* DATA SUPPLIED *
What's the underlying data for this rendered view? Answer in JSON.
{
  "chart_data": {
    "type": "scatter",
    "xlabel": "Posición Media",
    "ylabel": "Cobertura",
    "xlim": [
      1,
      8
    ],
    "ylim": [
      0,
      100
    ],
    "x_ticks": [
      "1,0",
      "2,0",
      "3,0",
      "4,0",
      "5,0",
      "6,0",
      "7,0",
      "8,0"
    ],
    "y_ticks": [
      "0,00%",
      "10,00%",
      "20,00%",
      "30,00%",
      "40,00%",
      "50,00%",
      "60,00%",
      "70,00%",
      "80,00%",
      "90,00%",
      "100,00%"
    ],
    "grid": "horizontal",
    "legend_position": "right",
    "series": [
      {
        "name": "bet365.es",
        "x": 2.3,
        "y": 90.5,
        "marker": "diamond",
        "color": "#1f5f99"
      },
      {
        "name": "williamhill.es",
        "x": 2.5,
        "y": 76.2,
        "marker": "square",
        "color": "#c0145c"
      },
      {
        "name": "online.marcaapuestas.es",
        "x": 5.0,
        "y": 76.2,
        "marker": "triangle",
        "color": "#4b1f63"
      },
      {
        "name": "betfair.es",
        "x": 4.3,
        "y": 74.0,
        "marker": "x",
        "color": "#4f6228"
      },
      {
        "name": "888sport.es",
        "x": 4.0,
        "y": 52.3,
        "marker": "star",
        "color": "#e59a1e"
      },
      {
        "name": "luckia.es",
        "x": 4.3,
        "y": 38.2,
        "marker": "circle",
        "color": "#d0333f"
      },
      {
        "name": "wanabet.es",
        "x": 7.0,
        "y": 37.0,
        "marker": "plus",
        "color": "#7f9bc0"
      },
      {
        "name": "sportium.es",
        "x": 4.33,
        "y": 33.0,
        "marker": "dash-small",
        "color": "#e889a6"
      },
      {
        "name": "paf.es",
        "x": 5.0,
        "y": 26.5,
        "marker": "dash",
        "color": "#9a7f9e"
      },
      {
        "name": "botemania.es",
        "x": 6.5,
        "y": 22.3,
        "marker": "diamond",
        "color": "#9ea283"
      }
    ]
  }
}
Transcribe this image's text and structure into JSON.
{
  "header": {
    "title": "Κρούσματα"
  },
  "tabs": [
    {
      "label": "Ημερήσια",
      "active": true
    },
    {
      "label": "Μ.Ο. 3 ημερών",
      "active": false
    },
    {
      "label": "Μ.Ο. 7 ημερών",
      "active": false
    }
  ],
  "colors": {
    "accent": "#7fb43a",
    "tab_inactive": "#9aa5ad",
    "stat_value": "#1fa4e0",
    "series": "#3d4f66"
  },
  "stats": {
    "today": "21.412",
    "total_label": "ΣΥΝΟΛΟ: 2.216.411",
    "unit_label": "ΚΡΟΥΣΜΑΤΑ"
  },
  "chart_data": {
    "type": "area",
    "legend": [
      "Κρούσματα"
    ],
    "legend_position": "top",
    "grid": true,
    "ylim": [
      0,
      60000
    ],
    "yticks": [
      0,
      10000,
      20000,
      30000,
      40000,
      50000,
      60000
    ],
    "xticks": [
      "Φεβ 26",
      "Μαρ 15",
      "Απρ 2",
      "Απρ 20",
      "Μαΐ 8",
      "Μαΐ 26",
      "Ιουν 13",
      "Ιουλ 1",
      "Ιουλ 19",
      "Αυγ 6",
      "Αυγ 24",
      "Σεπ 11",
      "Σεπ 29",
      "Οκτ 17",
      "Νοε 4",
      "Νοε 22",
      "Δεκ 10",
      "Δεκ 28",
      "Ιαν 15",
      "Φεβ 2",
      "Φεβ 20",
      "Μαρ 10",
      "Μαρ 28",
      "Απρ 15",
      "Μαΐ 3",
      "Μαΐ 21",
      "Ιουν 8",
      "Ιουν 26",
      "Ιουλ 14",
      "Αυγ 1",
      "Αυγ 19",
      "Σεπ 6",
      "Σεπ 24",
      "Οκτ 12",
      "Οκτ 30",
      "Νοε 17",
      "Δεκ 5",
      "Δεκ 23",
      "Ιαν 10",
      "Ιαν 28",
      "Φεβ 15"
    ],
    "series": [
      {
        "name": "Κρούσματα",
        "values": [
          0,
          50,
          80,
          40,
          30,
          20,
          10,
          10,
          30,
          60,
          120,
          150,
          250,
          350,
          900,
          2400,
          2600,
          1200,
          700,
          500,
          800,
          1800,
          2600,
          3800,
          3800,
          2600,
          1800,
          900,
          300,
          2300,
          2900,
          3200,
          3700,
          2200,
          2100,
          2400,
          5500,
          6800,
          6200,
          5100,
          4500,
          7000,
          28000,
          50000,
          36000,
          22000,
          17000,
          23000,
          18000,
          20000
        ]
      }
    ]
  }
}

* WORK REQUIRED *
Write the entire listing out again, word for word.

* WRITTEN SOLUTION *
What's the underlying data for this rendered view? Answer in JSON.
{
  "chart_data": {
    "type": "scatter",
    "xlabel": "Posición Media",
    "ylabel": "Cobertura",
    "xlim": [
      1,
      8
    ],
    "ylim": [
      0,
      100
    ],
    "x_ticks": [
      "1,0",
      "2,0",
      "3,0",
      "4,0",
      "5,0",
      "6,0",
      "7,0",
      "8,0"
    ],
    "y_ticks": [
      "0,00%",
      "10,00%",
      "20,00%",
      "30,00%",
      "40,00%",
      "50,00%",
      "60,00%",
      "70,00%",
      "80,00%",
      "90,00%",
      "100,00%"
    ],
    "grid": "horizontal",
    "legend_position": "right",
    "series": [
      {
        "name": "bet365.es",
        "x": 2.3,
        "y": 90.5,
        "marker": "diamond",
        "color": "#1f5f99"
      },
      {
        "name": "williamhill.es",
        "x": 2.5,
        "y": 76.2,
        "marker": "square",
        "color": "#c0145c"
      },
      {
        "name": "online.marcaapuestas.es",
        "x": 5.0,
        "y": 76.2,
        "marker": "triangle",
        "color": "#4b1f63"
      },
      {
        "name": "betfair.es",
        "x": 4.3,
        "y": 74.0,
        "marker": "x",
        "color": "#4f6228"
      },
      {
        "name": "888sport.es",
        "x": 4.0,
        "y": 52.3,
        "marker": "star",
        "color": "#e59a1e"
      },
      {
        "name": "luckia.es",
        "x": 4.3,
        "y": 38.2,
        "marker": "circle",
        "color": "#d0333f"
      },
      {
        "name": "wanabet.es",
        "x": 7.0,
        "y": 37.0,
        "marker": "plus",
        "color": "#7f9bc0"
      },
      {
        "name": "sportium.es",
        "x": 4.33,
        "y": 33.0,
        "marker": "dash-small",
        "color": "#e889a6"
      },
      {
        "name": "paf.es",
        "x": 5.0,
        "y": 26.5,
        "marker": "dash",
        "color": "#9a7f9e"
      },
      {
        "name": "botemania.es",
        "x": 6.5,
        "y": 22.3,
        "marker": "diamond",
        "color": "#9ea283"
      }
    ]
  }
}
Transcribe this image's text and structure into JSON.
{
  "header": {
    "title": "Κρούσματα"
  },
  "tabs": [
    {
      "label": "Ημερήσια",
      "active": true
    },
    {
      "label": "Μ.Ο. 3 ημερών",
      "active": false
    },
    {
      "label": "Μ.Ο. 7 ημερών",
      "active": false
    }
  ],
  "colors": {
    "accent": "#7fb43a",
    "tab_inactive": "#9aa5ad",
    "stat_value": "#1fa4e0",
    "series": "#3d4f66"
  },
  "stats": {
    "today": "21.412",
    "total_label": "ΣΥΝΟΛΟ: 2.216.411",
    "unit_label": "ΚΡΟΥΣΜΑΤΑ"
  },
  "chart_data": {
    "type": "area",
    "legend": [
      "Κρούσματα"
    ],
    "legend_position": "top",
    "grid": true,
    "ylim": [
      0,
      60000
    ],
    "yticks": [
      0,
      10000,
      20000,
      30000,
      40000,
      50000,
      60000
    ],
    "xticks": [
      "Φεβ 26",
      "Μαρ 15",
      "Απρ 2",
      "Απρ 20",
      "Μαΐ 8",
      "Μαΐ 26",
      "Ιουν 13",
      "Ιουλ 1",
      "Ιουλ 19",
      "Αυγ 6",
      "Αυγ 24",
      "Σεπ 11",
      "Σεπ 29",
      "Οκτ 17",
      "Νοε 4",
      "Νοε 22",
      "Δεκ 10",
      "Δεκ 28",
      "Ιαν 15",
      "Φεβ 2",
      "Φεβ 20",
      "Μαρ 10",
      "Μαρ 28",
      "Απρ 15",
      "Μαΐ 3",
      "Μαΐ 21",
      "Ιουν 8",
      "Ιουν 26",
      "Ιουλ 14",
      "Αυγ 1",
      "Αυγ 19",
      "Σεπ 6",
      "Σεπ 24",
      "Οκτ 12",
      "Οκτ 30",
      "Νοε 17",
      "Δεκ 5",
      "Δεκ 23",
      "Ιαν 10",
      "Ιαν 28",
      "Φεβ 15"
    ],
    "series": [
      {
        "name": "Κρούσματα",
        "values": [
          0,
          50,
          80,
          40,
          30,
          20,
          10,
          10,
          30,
          60,
          120,
          150,
          250,
          350,
          900,
          2400,
          2600,
          1200,
          700,
          500,
          800,
          1800,
          2600,
          3800,
          3800,
          2600,
          1800,
          900,
          300,
          2300,
          2900,
          3200,
          3700,
          2200,
          2100,
          2400,
          5500,
          6800,
          6200,
          5100,
          4500,
          7000,
          28000,
          50000,
          36000,
          22000,
          17000,
          23000,
          18000,
          20000
        ]
      }
    ]
  }
}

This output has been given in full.